§ **Document text**
For Bosnia and Herzegovina, the challenge now is to institutionalize such practices, integrating them into educational and community frameworks. Programs like KUVI and organizations such as Pravi požar demonstrate that even societies marked by deep wounds can cultivate resilience and empathy. If supported and expanded, these models could help ensure that the next generation inherits not only the memory of war but the tools to prevent its recurrence.

Conclusion

The Constructive Usage of War Veteran Experience program exemplifies how even the most painful human experiences can become resources for learning, empathy, and reconciliation. By transforming the voices of veterans into educational and dialogical instruments, KUVI bridges generations and communities long separated by trauma.

§ **Rows from a collection**

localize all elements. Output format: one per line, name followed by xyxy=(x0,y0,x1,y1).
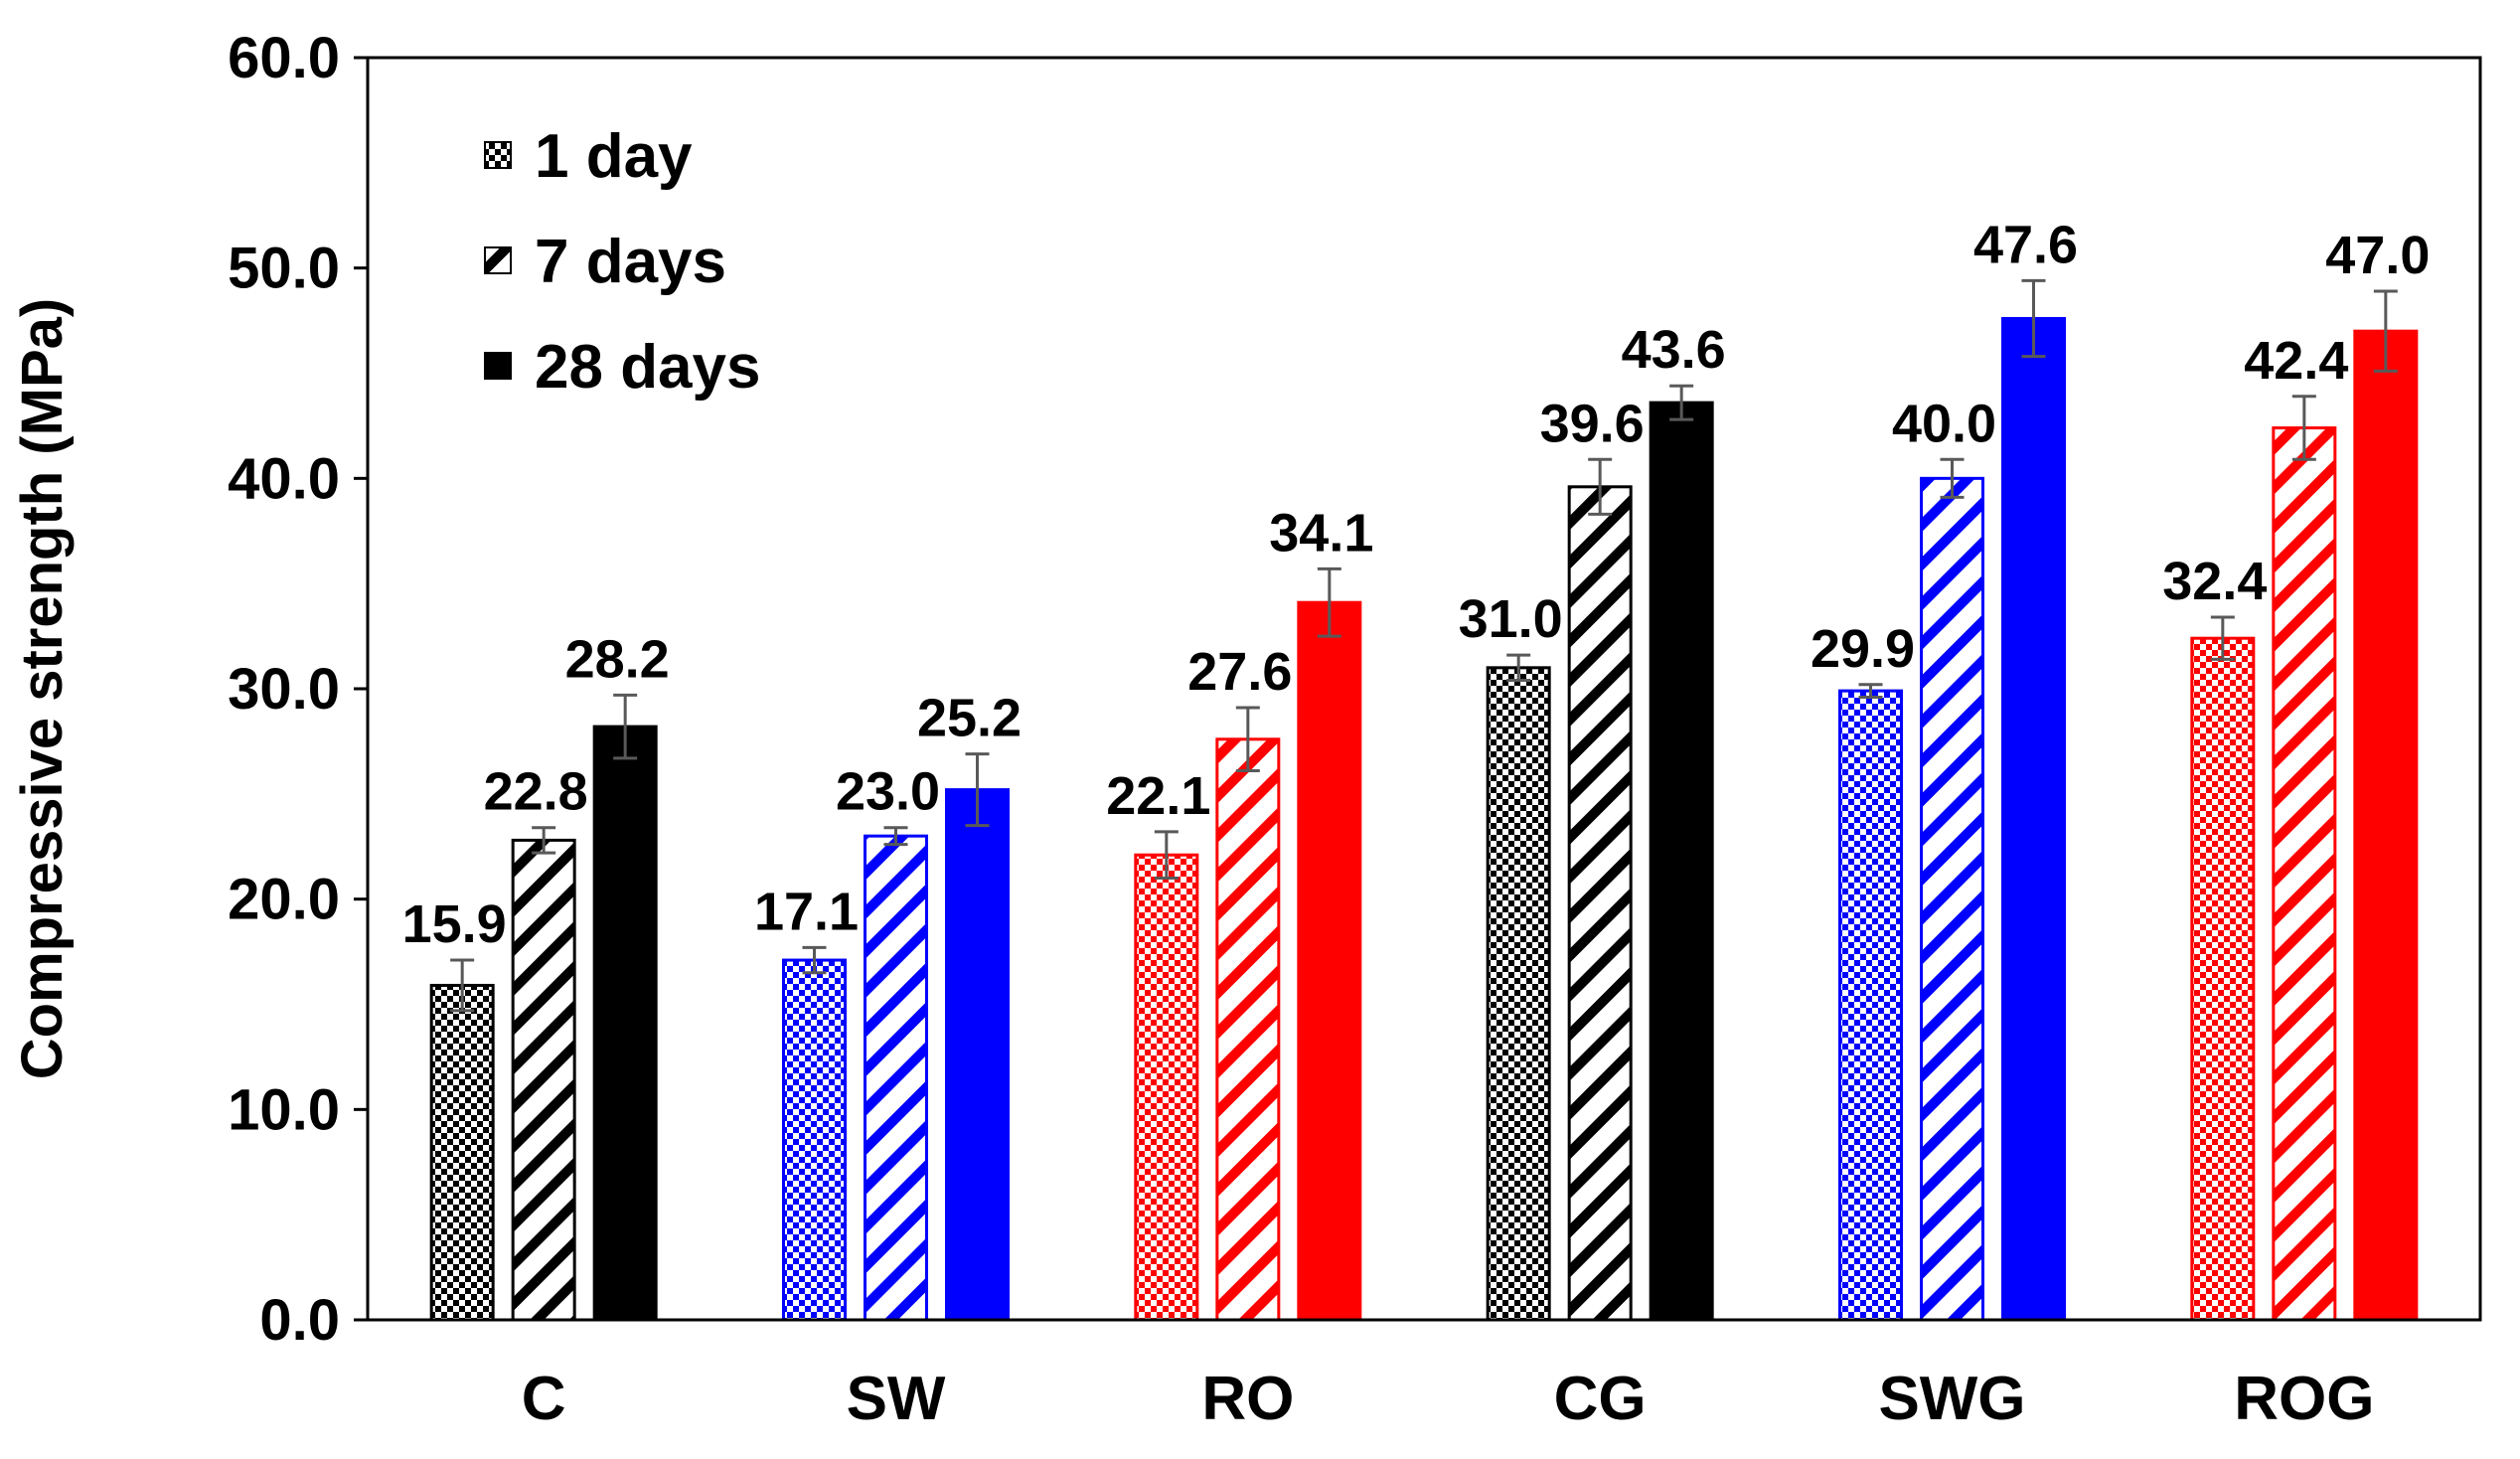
bar-swg-1-day xyxy=(1838,689,1903,1322)
data-label: 42.4 xyxy=(2244,331,2348,391)
error-bar xyxy=(1235,706,1260,773)
error-bar xyxy=(1669,384,1694,421)
data-label: 32.4 xyxy=(2162,552,2267,611)
bar-swg-28-days xyxy=(2001,316,2066,1322)
bar-ro-28-days xyxy=(1297,600,1362,1322)
legend-swatch xyxy=(484,141,512,169)
error-bar xyxy=(1154,830,1179,880)
error-bar xyxy=(2021,278,2046,359)
data-label: 47.0 xyxy=(2325,226,2430,285)
bar-sw-28-days xyxy=(945,788,1010,1322)
legend-swatch xyxy=(484,246,512,274)
x-tick-label-rog: ROG xyxy=(2234,1365,2374,1433)
error-bar xyxy=(1588,457,1613,516)
error-bar xyxy=(532,826,556,855)
error-bar xyxy=(1506,653,1531,683)
legend-swatch xyxy=(484,352,512,380)
bar-sw-1-day xyxy=(782,958,847,1322)
data-label: 29.9 xyxy=(1811,619,1915,679)
error-bar xyxy=(802,945,827,975)
y-tick-label: 0.0 xyxy=(259,1288,340,1353)
legend-label: 7 days xyxy=(535,228,726,296)
x-tick-label-sw: SW xyxy=(847,1365,946,1433)
y-tick-label: 30.0 xyxy=(228,657,340,722)
data-label: 23.0 xyxy=(836,762,940,822)
y-tick-label: 50.0 xyxy=(228,237,340,301)
legend-label: 1 day xyxy=(535,122,693,191)
error-bar xyxy=(1858,683,1883,699)
bar-cg-7-days xyxy=(1567,485,1633,1322)
x-tick-label-swg: SWG xyxy=(1878,1365,2025,1433)
data-label: 28.2 xyxy=(565,629,670,689)
y-tick-label: 10.0 xyxy=(228,1077,340,1142)
data-label: 27.6 xyxy=(1187,642,1292,702)
data-label: 43.6 xyxy=(1622,320,1726,380)
data-label: 39.6 xyxy=(1540,394,1645,453)
data-label: 15.9 xyxy=(402,894,507,954)
data-labels: 15.9 22.8 28.2 17.1 23.0 25.2 22.1 27.6 34.1 31.0… xyxy=(402,215,2431,954)
bar-c-28-days xyxy=(592,725,658,1322)
data-label: 40.0 xyxy=(1892,394,1996,453)
bar-sw-7-days xyxy=(864,834,928,1322)
data-label: 25.2 xyxy=(917,689,1022,748)
x-tick-label-c: C xyxy=(522,1365,566,1433)
bar-rog-28-days xyxy=(2353,329,2419,1322)
error-bar xyxy=(2210,615,2235,661)
data-label: 22.1 xyxy=(1106,766,1210,826)
bar-swg-7-days xyxy=(1920,476,1984,1322)
bar-rog-7-days xyxy=(2272,426,2337,1322)
bar-cg-1-day xyxy=(1486,666,1551,1322)
bar-cg-28-days xyxy=(1649,401,1714,1322)
legend: 1 day 7 days 28 days xyxy=(484,122,761,402)
data-label: 47.6 xyxy=(1973,215,2078,274)
error-bar xyxy=(2373,289,2398,373)
data-label: 34.1 xyxy=(1269,503,1373,563)
bar-ro-1-day xyxy=(1134,853,1199,1322)
bar-c-1-day xyxy=(429,983,495,1322)
bar-ro-7-days xyxy=(1215,737,1281,1322)
x-axis-ticks: C SW RO CG SWG ROG xyxy=(522,1365,2375,1433)
y-tick-label: 60.0 xyxy=(228,26,340,90)
y-axis-title: Compressive strength (MPa) xyxy=(10,298,75,1079)
error-bar xyxy=(1317,567,1341,638)
error-bar xyxy=(965,752,990,828)
x-tick-label-ro: RO xyxy=(1201,1365,1294,1433)
data-label: 17.1 xyxy=(754,882,859,941)
error-bar xyxy=(883,826,908,847)
error-bar xyxy=(2291,395,2316,461)
y-axis-ticks: 0.0 10.0 20.0 30.0 40.0 50.0 60.0 xyxy=(228,26,368,1353)
y-tick-label: 20.0 xyxy=(228,868,340,932)
legend-label: 28 days xyxy=(535,333,761,402)
error-bar xyxy=(450,958,475,1013)
bar-rog-1-day xyxy=(2190,636,2256,1322)
bar-series xyxy=(429,278,2419,1322)
error-bar xyxy=(613,693,638,760)
data-label: 31.0 xyxy=(1459,589,1563,649)
data-label: 22.8 xyxy=(484,762,588,822)
error-bar xyxy=(1940,457,1965,499)
bar-c-7-days xyxy=(511,838,576,1322)
y-tick-label: 40.0 xyxy=(228,446,340,511)
x-tick-label-cg: CG xyxy=(1554,1365,1647,1433)
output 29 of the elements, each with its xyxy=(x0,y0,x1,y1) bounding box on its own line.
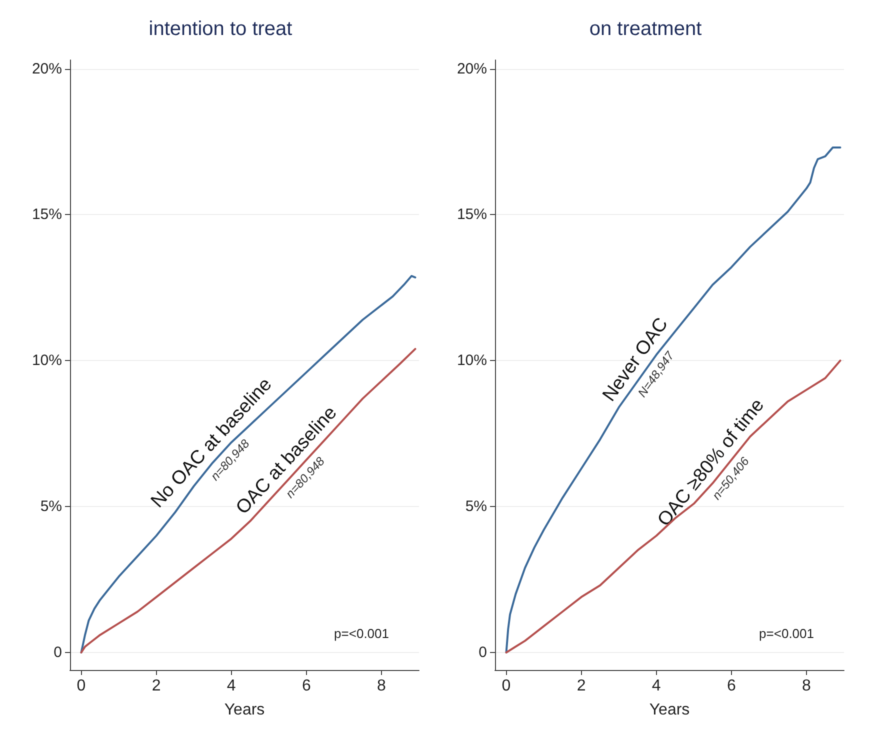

§ **Stated task 1**
Duplicate the KUVI passage from "For Bosnia and" up to and including "separated by trauma.".
§ **Stated task 2**
Format the rows from the line with "bar-swg-1-day xyxy=(1838,689,1903,1322)" up to and including the line with "data-label: 27.6 xyxy=(1187,642,1292,702)" as a JSON list of strings, one string per line, omitting blank lines.
The KUVI passage and the rows are independent of each other.

§ **Output 1**
For Bosnia and Herzegovina, the challenge now is to institutionalize such practices, integrating them into educational and community frameworks. Programs like KUVI and organizations such as Pravi požar demonstrate that even societies marked by deep wounds can cultivate resilience and empathy. If supported and expanded, these models could help ensure that the next generation inherits not only the memory of war but the tools to prevent its recurrence.

Conclusion

The Constructive Usage of War Veteran Experience program exemplifies how even the most painful human experiences can become resources for learning, empathy, and reconciliation. By transforming the voices of veterans into educational and dialogical instruments, KUVI bridges generations and communities long separated by trauma.

§ **Output 2**
[
  "bar-swg-1-day xyxy=(1838,689,1903,1322)",
  "data-label: 42.4 xyxy=(2244,331,2348,391)",
  "error-bar xyxy=(1235,706,1260,773)",
  "error-bar xyxy=(1669,384,1694,421)",
  "data-label: 32.4 xyxy=(2162,552,2267,611)",
  "bar-swg-28-days xyxy=(2001,316,2066,1322)",
  "bar-ro-28-days xyxy=(1297,600,1362,1322)",
  "legend-swatch xyxy=(484,141,512,169)",
  "error-bar xyxy=(1154,830,1179,880)",
  "error-bar xyxy=(2021,278,2046,359)",
  "data-label: 47.0 xyxy=(2325,226,2430,285)",
  "bar-sw-28-days xyxy=(945,788,1010,1322)",
  "legend-swatch xyxy=(484,246,512,274)",
  "x-tick-label-rog: ROG xyxy=(2234,1365,2374,1433)",
  "error-bar xyxy=(1588,457,1613,516)",
  "error-bar xyxy=(532,826,556,855)",
  "error-bar xyxy=(1506,653,1531,683)",
  "legend-swatch xyxy=(484,352,512,380)",
  "bar-sw-1-day xyxy=(782,958,847,1322)",
  "data-label: 29.9 xyxy=(1811,619,1915,679)",
  "error-bar xyxy=(802,945,827,975)",
  "y-tick-label: 0.0 xyxy=(259,1288,340,1353)",
  "legend-label: 7 days xyxy=(535,228,726,296)",
  "x-tick-label-sw: SW xyxy=(847,1365,946,1433)",
  "y-tick-label: 30.0 xyxy=(228,657,340,722)",
  "data-label: 23.0 xyxy=(836,762,940,822)",
  "y-tick-label: 50.0 xyxy=(228,237,340,301)",
  "legend-label: 1 day xyxy=(535,122,693,191)",
  "error-bar xyxy=(1858,683,1883,699)",
  "bar-cg-7-days xyxy=(1567,485,1633,1322)",
  "x-tick-label-swg: SWG xyxy=(1878,1365,2025,1433)",
  "data-label: 28.2 xyxy=(565,629,670,689)",
  "y-tick-label: 10.0 xyxy=(228,1077,340,1142)",
  "data-label: 27.6 xyxy=(1187,642,1292,702)"
]